Text provided:
-*-*-
Prison peril
شهران فى TT News day
JULY 24, two days from today, will mark ten years since a brazen jailbreak occurred at the Port of Spain prison. That stunning breach was, at the time, the most dramatic sign of the need for penal reform. One decade later, it has been eclipsed. Top cop Allister Guevarro last week recommended a state of emergency because of “a co-ordinated and highly dangerous criminal network operating from within correctional facilities.” While in 2015 the breach was quickly contained, in the year 2025 the entire country has been brought to its knees. So much for progress. The system hurtles towards collapse.
Politicians have little incentive to improve jails. They are expensive, with $700 million allocated to the prison service this year alone.
Additionally, crime places pressure on parties to appear tough; to throw more people behind bars; to deny bail; to add new offences. The emergency has given authorities the power to disrupt networks by plucking prisoners out. But it will add far more than it removes. The last SoE saw 4,000 people arrested.
Even before the 2015 jailbreak, a watershed constitutional case in 2008 laid bare appalling physical conditions, with the court deeming the facility in the capital city a “hellhole.”
-*-*-
Information provided:

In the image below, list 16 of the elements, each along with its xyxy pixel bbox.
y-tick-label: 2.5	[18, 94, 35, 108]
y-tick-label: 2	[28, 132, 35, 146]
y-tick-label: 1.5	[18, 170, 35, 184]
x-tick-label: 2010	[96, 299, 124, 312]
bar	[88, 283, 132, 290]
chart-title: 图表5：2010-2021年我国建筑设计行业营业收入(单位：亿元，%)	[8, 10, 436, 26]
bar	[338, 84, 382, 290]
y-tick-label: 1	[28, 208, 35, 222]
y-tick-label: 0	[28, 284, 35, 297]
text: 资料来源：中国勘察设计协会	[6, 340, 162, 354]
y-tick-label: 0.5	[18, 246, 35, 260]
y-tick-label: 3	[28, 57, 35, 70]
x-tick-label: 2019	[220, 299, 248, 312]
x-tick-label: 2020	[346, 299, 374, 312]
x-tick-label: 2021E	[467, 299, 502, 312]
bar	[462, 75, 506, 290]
-*-*-
Task brief:
In the piece on prison reform, take everything from "Politicians have little" down to "4,000 people arrested." and switch "jails" to "prisons". None of the items is needed for any task.

Output for this task:
Politicians have little incentive to improve prisons. They are expensive, with $700 million allocated to the prison service this year alone.
Additionally, crime places pressure on parties to appear tough; to throw more people behind bars; to deny bail; to add new offences. The emergency has given authorities the power to disrupt networks by plucking prisoners out. But it will add far more than it removes. The last SoE saw 4,000 people arrested.